### Task brief
Find and return each line containing "SYMPTOM".

### Task material

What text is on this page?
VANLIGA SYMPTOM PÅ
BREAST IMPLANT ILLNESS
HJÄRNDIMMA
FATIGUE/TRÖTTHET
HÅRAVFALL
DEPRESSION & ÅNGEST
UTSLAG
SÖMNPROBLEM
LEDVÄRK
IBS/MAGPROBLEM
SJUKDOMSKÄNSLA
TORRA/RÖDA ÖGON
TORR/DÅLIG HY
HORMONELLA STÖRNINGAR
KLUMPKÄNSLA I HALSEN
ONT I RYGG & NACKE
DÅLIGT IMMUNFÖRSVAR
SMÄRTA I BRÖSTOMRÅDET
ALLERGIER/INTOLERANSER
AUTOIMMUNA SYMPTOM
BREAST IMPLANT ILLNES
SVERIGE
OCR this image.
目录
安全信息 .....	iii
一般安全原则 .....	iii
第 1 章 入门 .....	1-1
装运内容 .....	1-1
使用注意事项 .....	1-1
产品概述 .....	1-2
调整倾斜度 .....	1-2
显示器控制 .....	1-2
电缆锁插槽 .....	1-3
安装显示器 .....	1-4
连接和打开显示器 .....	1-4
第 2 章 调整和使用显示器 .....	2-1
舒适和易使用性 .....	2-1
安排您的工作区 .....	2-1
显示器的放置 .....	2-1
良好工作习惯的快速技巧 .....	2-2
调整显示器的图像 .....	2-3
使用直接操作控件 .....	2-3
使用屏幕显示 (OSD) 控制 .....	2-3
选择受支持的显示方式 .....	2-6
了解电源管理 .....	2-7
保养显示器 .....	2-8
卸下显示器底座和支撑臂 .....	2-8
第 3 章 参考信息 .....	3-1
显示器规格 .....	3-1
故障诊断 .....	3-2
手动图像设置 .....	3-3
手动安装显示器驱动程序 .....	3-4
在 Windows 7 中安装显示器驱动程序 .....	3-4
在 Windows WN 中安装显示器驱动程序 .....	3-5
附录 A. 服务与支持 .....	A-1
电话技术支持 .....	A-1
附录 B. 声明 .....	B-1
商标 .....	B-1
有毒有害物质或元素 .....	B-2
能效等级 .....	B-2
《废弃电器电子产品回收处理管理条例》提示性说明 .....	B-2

### Answer
VANLIGA SYMPTOM PÅ
AUTOIMMUNA SYMPTOM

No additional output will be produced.